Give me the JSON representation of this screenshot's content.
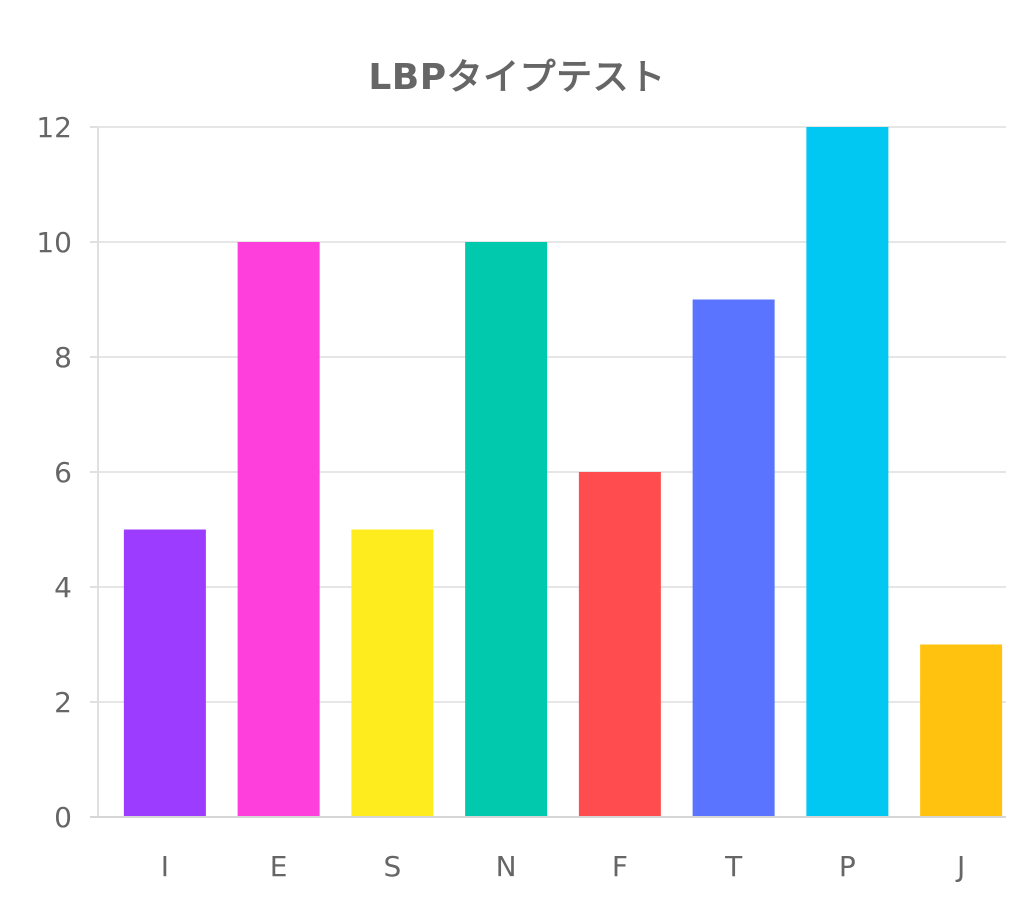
{
  "chart_data": {
    "type": "bar",
    "title": "LBPタイプテスト",
    "xlabel": "",
    "ylabel": "",
    "categories": [
      "I",
      "E",
      "S",
      "N",
      "F",
      "T",
      "P",
      "J"
    ],
    "values": [
      5,
      10,
      5,
      10,
      6,
      9,
      12,
      3
    ],
    "colors": [
      "#9b3cff",
      "#ff3fdc",
      "#ffec1f",
      "#00c9ae",
      "#ff4d4f",
      "#5b74ff",
      "#00c8f2",
      "#ffc20e"
    ],
    "ylim": [
      0,
      12
    ],
    "yticks": [
      0,
      2,
      4,
      6,
      8,
      10,
      12
    ],
    "grid": true,
    "legend": "none"
  }
}
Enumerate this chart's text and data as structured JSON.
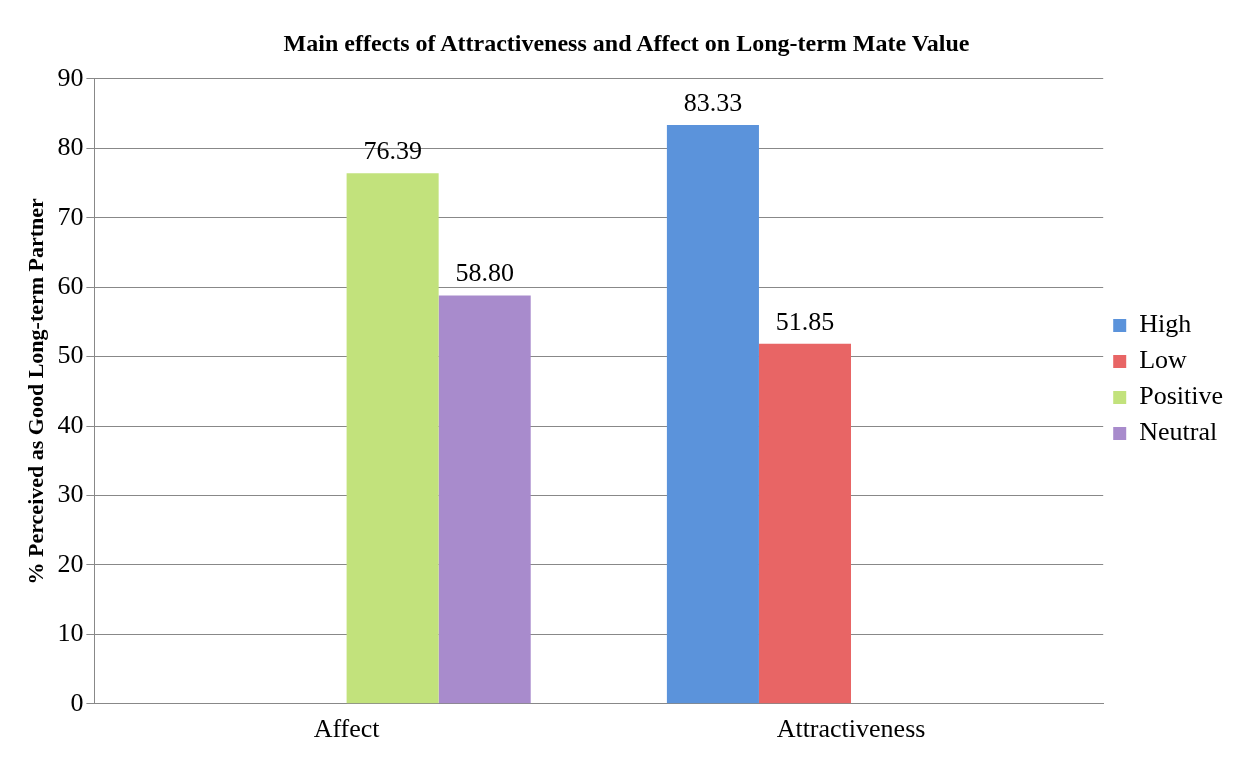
{
  "chart_data": {
    "type": "bar",
    "title": "Main effects of Attractiveness and Affect on Long-term Mate Value",
    "ylabel": "% Perceived as Good Long-term Partner",
    "categories": [
      "Affect",
      "Attractiveness"
    ],
    "series": [
      {
        "name": "High",
        "color": "#5b93db",
        "values": [
          null,
          83.33
        ],
        "value_labels": [
          null,
          "83.33"
        ]
      },
      {
        "name": "Low",
        "color": "#e86565",
        "values": [
          null,
          51.85
        ],
        "value_labels": [
          null,
          "51.85"
        ]
      },
      {
        "name": "Positive",
        "color": "#c2e27c",
        "values": [
          76.39,
          null
        ],
        "value_labels": [
          "76.39",
          null
        ]
      },
      {
        "name": "Neutral",
        "color": "#a88bcc",
        "values": [
          58.8,
          null
        ],
        "value_labels": [
          "58.80",
          null
        ]
      }
    ],
    "ylim": [
      0,
      90
    ],
    "yticks": [
      0,
      10,
      20,
      30,
      40,
      50,
      60,
      70,
      80,
      90
    ],
    "grid": "y",
    "legend": "right"
  }
}
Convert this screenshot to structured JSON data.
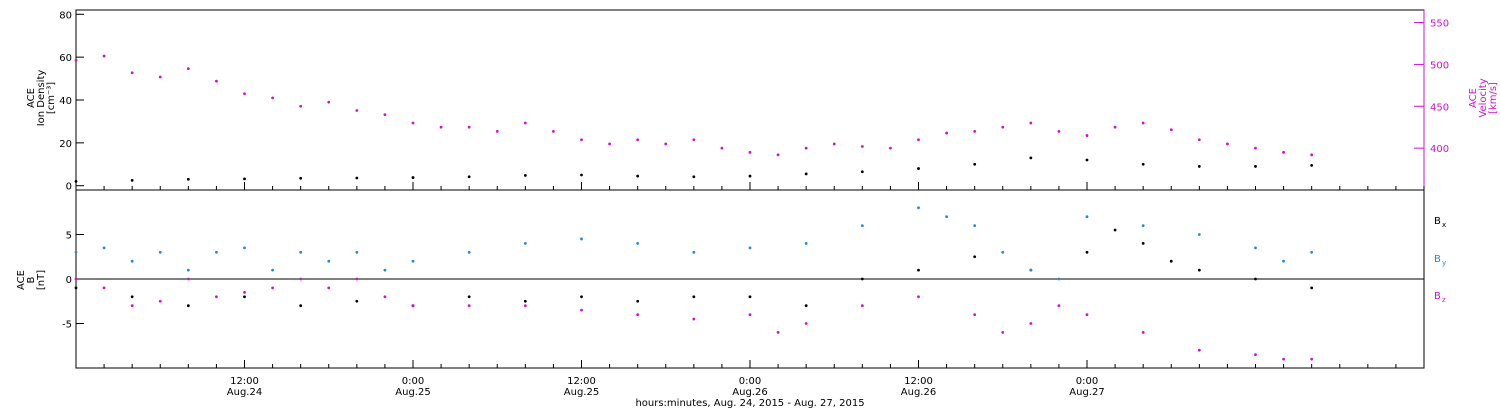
{
  "chart_data": [
    {
      "type": "scatter",
      "panel": "top",
      "ylabel_left": [
        "ACE",
        "Ion Density",
        "[cm⁻³]"
      ],
      "ylabel_right": [
        "ACE",
        "Velocity",
        "[km/s]"
      ],
      "ylim_left": [
        -2,
        82
      ],
      "ylim_right": [
        350,
        565
      ],
      "yticks_left": [
        0,
        20,
        40,
        60,
        80
      ],
      "yticks_right": [
        400,
        450,
        500,
        550
      ],
      "colors": {
        "density": "#000000",
        "velocity": "#d010d0"
      },
      "series": [
        {
          "axis": "left",
          "color_key": "density",
          "points": [
            [
              0,
              2
            ],
            [
              4,
              2.5
            ],
            [
              8,
              3
            ],
            [
              12,
              3.2
            ],
            [
              16,
              3.5
            ],
            [
              20,
              3.6
            ],
            [
              24,
              3.8
            ],
            [
              28,
              4.2
            ],
            [
              32,
              4.8
            ],
            [
              36,
              5
            ],
            [
              40,
              4.5
            ],
            [
              44,
              4.2
            ],
            [
              48,
              4.5
            ],
            [
              52,
              5.5
            ],
            [
              56,
              6.5
            ],
            [
              60,
              8
            ],
            [
              64,
              10
            ],
            [
              68,
              13
            ],
            [
              72,
              12
            ],
            [
              76,
              10
            ],
            [
              80,
              9
            ],
            [
              84,
              9
            ],
            [
              88,
              9.5
            ]
          ]
        },
        {
          "axis": "right",
          "color_key": "velocity",
          "points": [
            [
              0,
              505
            ],
            [
              2,
              510
            ],
            [
              4,
              490
            ],
            [
              6,
              485
            ],
            [
              8,
              495
            ],
            [
              10,
              480
            ],
            [
              12,
              465
            ],
            [
              14,
              460
            ],
            [
              16,
              450
            ],
            [
              18,
              455
            ],
            [
              20,
              445
            ],
            [
              22,
              440
            ],
            [
              24,
              430
            ],
            [
              26,
              425
            ],
            [
              28,
              425
            ],
            [
              30,
              420
            ],
            [
              32,
              430
            ],
            [
              34,
              420
            ],
            [
              36,
              410
            ],
            [
              38,
              405
            ],
            [
              40,
              410
            ],
            [
              42,
              405
            ],
            [
              44,
              410
            ],
            [
              46,
              400
            ],
            [
              48,
              395
            ],
            [
              50,
              392
            ],
            [
              52,
              400
            ],
            [
              54,
              405
            ],
            [
              56,
              402
            ],
            [
              58,
              400
            ],
            [
              60,
              410
            ],
            [
              62,
              418
            ],
            [
              64,
              420
            ],
            [
              66,
              425
            ],
            [
              68,
              430
            ],
            [
              70,
              420
            ],
            [
              72,
              415
            ],
            [
              74,
              425
            ],
            [
              76,
              430
            ],
            [
              78,
              422
            ],
            [
              80,
              410
            ],
            [
              82,
              405
            ],
            [
              84,
              400
            ],
            [
              86,
              395
            ],
            [
              88,
              392
            ]
          ]
        }
      ]
    },
    {
      "type": "scatter",
      "panel": "bottom",
      "ylabel_left": [
        "ACE",
        "B",
        "[nT]"
      ],
      "ylim": [
        -10,
        10
      ],
      "yticks": [
        -5,
        0,
        5
      ],
      "legend": [
        {
          "label": "B",
          "sub": "x",
          "color_key": "bx"
        },
        {
          "label": "B",
          "sub": "y",
          "color_key": "by"
        },
        {
          "label": "B",
          "sub": "z",
          "color_key": "bz"
        }
      ],
      "colors": {
        "bx": "#000000",
        "by": "#1f8ad8",
        "bz": "#d010d0"
      },
      "series": [
        {
          "color_key": "bx",
          "points": [
            [
              0,
              -1
            ],
            [
              4,
              -2
            ],
            [
              8,
              -3
            ],
            [
              12,
              -2
            ],
            [
              16,
              -3
            ],
            [
              20,
              -2.5
            ],
            [
              24,
              -3
            ],
            [
              28,
              -2
            ],
            [
              32,
              -2.5
            ],
            [
              36,
              -2
            ],
            [
              40,
              -2.5
            ],
            [
              44,
              -2
            ],
            [
              48,
              -2
            ],
            [
              52,
              -3
            ],
            [
              56,
              0
            ],
            [
              60,
              1
            ],
            [
              64,
              2.5
            ],
            [
              68,
              1
            ],
            [
              72,
              3
            ],
            [
              74,
              5.5
            ],
            [
              76,
              4
            ],
            [
              78,
              2
            ],
            [
              80,
              1
            ],
            [
              84,
              0
            ],
            [
              88,
              -1
            ]
          ]
        },
        {
          "color_key": "by",
          "points": [
            [
              0,
              3
            ],
            [
              2,
              3.5
            ],
            [
              4,
              2
            ],
            [
              6,
              3
            ],
            [
              8,
              1
            ],
            [
              10,
              3
            ],
            [
              12,
              3.5
            ],
            [
              14,
              1
            ],
            [
              16,
              3
            ],
            [
              18,
              2
            ],
            [
              20,
              3
            ],
            [
              22,
              1
            ],
            [
              24,
              2
            ],
            [
              28,
              3
            ],
            [
              32,
              4
            ],
            [
              36,
              4.5
            ],
            [
              40,
              4
            ],
            [
              44,
              3
            ],
            [
              48,
              3.5
            ],
            [
              52,
              4
            ],
            [
              56,
              6
            ],
            [
              60,
              8
            ],
            [
              62,
              7
            ],
            [
              64,
              6
            ],
            [
              66,
              3
            ],
            [
              68,
              1
            ],
            [
              70,
              0
            ],
            [
              72,
              7
            ],
            [
              76,
              6
            ],
            [
              80,
              5
            ],
            [
              84,
              3.5
            ],
            [
              86,
              2
            ],
            [
              88,
              3
            ]
          ]
        },
        {
          "color_key": "bz",
          "points": [
            [
              0,
              0
            ],
            [
              2,
              -1
            ],
            [
              4,
              -3
            ],
            [
              6,
              -2.5
            ],
            [
              8,
              0
            ],
            [
              10,
              -2
            ],
            [
              12,
              -1.5
            ],
            [
              14,
              -1
            ],
            [
              16,
              0
            ],
            [
              18,
              -1
            ],
            [
              20,
              0
            ],
            [
              22,
              -2
            ],
            [
              24,
              -3
            ],
            [
              28,
              -3
            ],
            [
              32,
              -3
            ],
            [
              36,
              -3.5
            ],
            [
              40,
              -4
            ],
            [
              44,
              -4.5
            ],
            [
              48,
              -4
            ],
            [
              50,
              -6
            ],
            [
              52,
              -5
            ],
            [
              56,
              -3
            ],
            [
              60,
              -2
            ],
            [
              64,
              -4
            ],
            [
              66,
              -6
            ],
            [
              68,
              -5
            ],
            [
              70,
              -3
            ],
            [
              72,
              -4
            ],
            [
              76,
              -6
            ],
            [
              80,
              -8
            ],
            [
              84,
              -8.5
            ],
            [
              86,
              -9
            ],
            [
              88,
              -9
            ]
          ]
        }
      ]
    }
  ],
  "x_axis": {
    "xlim": [
      0,
      96
    ],
    "ticks": [
      {
        "x": 12,
        "time": "12:00",
        "date": "Aug.24"
      },
      {
        "x": 24,
        "time": "0:00",
        "date": "Aug.25"
      },
      {
        "x": 36,
        "time": "12:00",
        "date": "Aug.25"
      },
      {
        "x": 48,
        "time": "0:00",
        "date": "Aug.26"
      },
      {
        "x": 60,
        "time": "12:00",
        "date": "Aug.26"
      },
      {
        "x": 72,
        "time": "0:00",
        "date": "Aug.27"
      }
    ],
    "xlabel": "hours:minutes, Aug. 24, 2015 - Aug. 27, 2015"
  }
}
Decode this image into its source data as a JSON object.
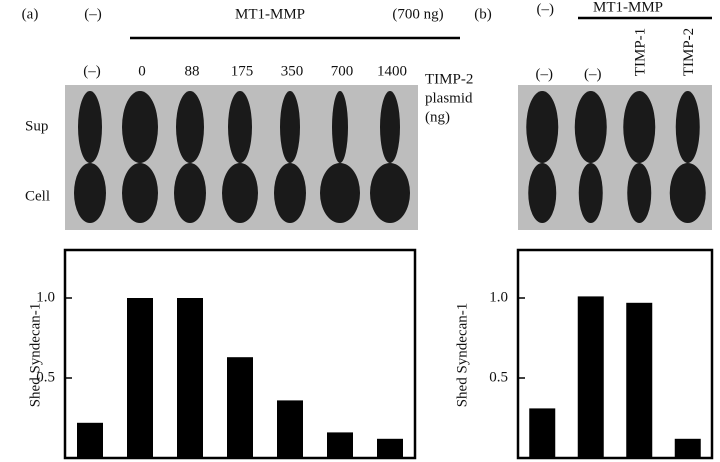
{
  "chart_data": [
    {
      "type": "bar",
      "panel": "(a)",
      "control_label": "(–)",
      "group_label": "MT1-MMP",
      "group_note": "(700 ng)",
      "categories": [
        "(–)",
        "0",
        "88",
        "175",
        "350",
        "700",
        "1400"
      ],
      "category_title": [
        "TIMP-2",
        "plasmid",
        "(ng)"
      ],
      "row_labels": [
        "Sup",
        "Cell"
      ],
      "ylabel": "Shed Syndecan-1",
      "values": [
        0.22,
        1.0,
        1.0,
        0.63,
        0.36,
        0.16,
        0.12
      ],
      "color": "#000000",
      "ylim": [
        0,
        1.3
      ],
      "yticks": [
        0.5,
        {
          "value": 1,
          "label": "1.0"
        }
      ]
    },
    {
      "type": "bar",
      "panel": "(b)",
      "control_label": "(–)",
      "group_label": "MT1-MMP",
      "categories": [
        "(–)",
        "(–)",
        "TIMP-1",
        "TIMP-2"
      ],
      "ylabel": "Shed Syndecan-1",
      "values": [
        0.31,
        1.01,
        0.97,
        0.12
      ],
      "color": "#000000",
      "ylim": [
        0,
        1.3
      ],
      "yticks": [
        0.5,
        {
          "value": 1,
          "label": "1.0"
        }
      ]
    }
  ]
}
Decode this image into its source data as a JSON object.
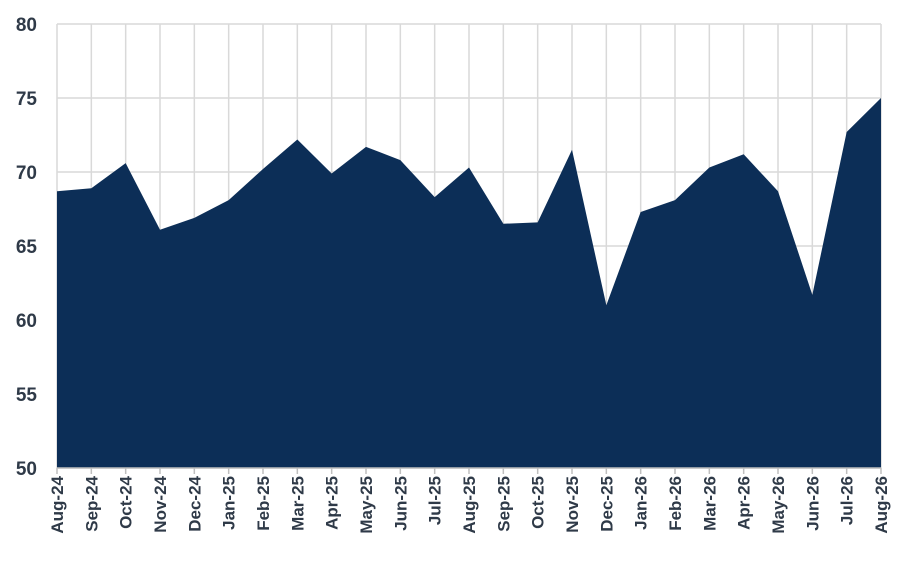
{
  "chart_data": {
    "type": "area",
    "title": "",
    "xlabel": "",
    "ylabel": "",
    "ylim": [
      50,
      80
    ],
    "yticks": [
      50,
      55,
      60,
      65,
      70,
      75,
      80
    ],
    "grid": true,
    "legend": "none",
    "fill_color": "#0c2e57",
    "grid_color": "#d9d9d9",
    "categories": [
      "Aug-24",
      "Sep-24",
      "Oct-24",
      "Nov-24",
      "Dec-24",
      "Jan-25",
      "Feb-25",
      "Mar-25",
      "Apr-25",
      "May-25",
      "Jun-25",
      "Jul-25",
      "Aug-25",
      "Sep-25",
      "Oct-25",
      "Nov-25",
      "Dec-25",
      "Jan-26",
      "Feb-26",
      "Mar-26",
      "Apr-26",
      "May-26",
      "Jun-26",
      "Jul-26",
      "Aug-26"
    ],
    "series": [
      {
        "values": [
          68.7,
          68.9,
          70.6,
          66.1,
          66.9,
          68.1,
          70.2,
          72.2,
          69.9,
          71.7,
          70.8,
          68.3,
          70.3,
          66.5,
          66.6,
          71.5,
          61.0,
          67.3,
          68.1,
          70.3,
          71.2,
          68.7,
          61.7,
          72.7,
          75.0
        ]
      }
    ]
  }
}
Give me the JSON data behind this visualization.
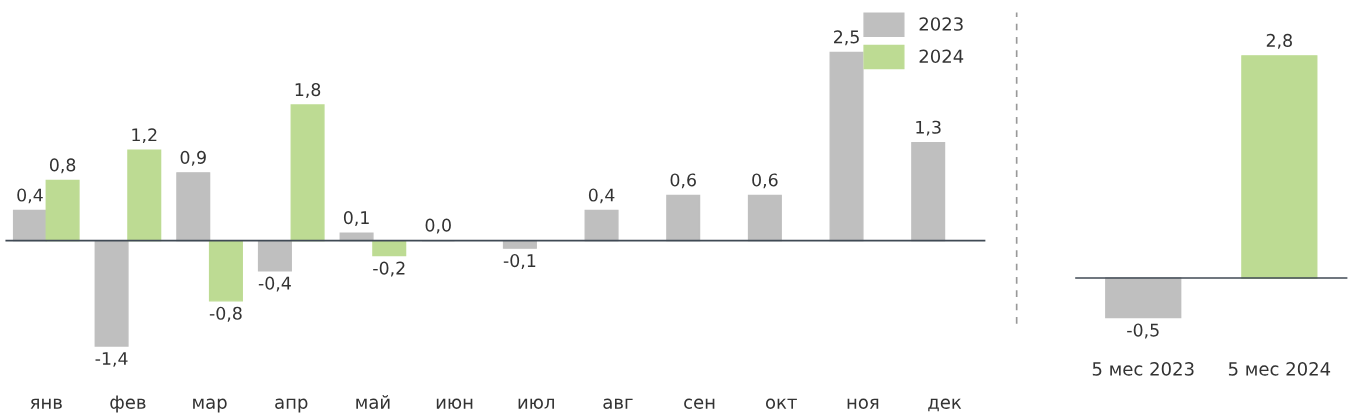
{
  "chart_data": [
    {
      "type": "bar",
      "categories": [
        "янв",
        "фев",
        "мар",
        "апр",
        "май",
        "июн",
        "июл",
        "авг",
        "сен",
        "окт",
        "ноя",
        "дек"
      ],
      "series": [
        {
          "name": "2023",
          "color": "#bfbfbf",
          "values": [
            0.4,
            -1.4,
            0.9,
            -0.4,
            0.1,
            0.0,
            -0.1,
            0.4,
            0.6,
            0.6,
            2.5,
            1.3
          ],
          "value_labels": [
            "0,4",
            "-1,4",
            "0,9",
            "-0,4",
            "0,1",
            "0,0",
            "-0,1",
            "0,4",
            "0,6",
            "0,6",
            "2,5",
            "1,3"
          ]
        },
        {
          "name": "2024",
          "color": "#bddb93",
          "values": [
            0.8,
            1.2,
            -0.8,
            1.8,
            -0.2,
            null,
            null,
            null,
            null,
            null,
            null,
            null
          ],
          "value_labels": [
            "0,8",
            "1,2",
            "-0,8",
            "1,8",
            "-0,2",
            null,
            null,
            null,
            null,
            null,
            null,
            null
          ]
        }
      ],
      "legend": "top right",
      "grid": false
    },
    {
      "type": "bar",
      "categories": [
        "5 мес 2023",
        "5 мес 2024"
      ],
      "values": [
        -0.5,
        2.8
      ],
      "colors": [
        "#bfbfbf",
        "#bddb93"
      ],
      "value_labels": [
        "-0,5",
        "2,8"
      ],
      "grid": false
    }
  ]
}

__________________________________________________

● **PROBLEM DESCRIPTION**
Every line of the records that includes the word "JSON" should be gathered.

● **ANSWER TO THIS TASK**
Give me the JSON representation of this screenshot's content.
Enumerate this chart's text and data as structured JSON.
Convert this screenshot to structured JSON data.
Decode this image into its source data as a JSON object.
Decode this image into its source data as a JSON object.
Give me the JSON data behind this visualization.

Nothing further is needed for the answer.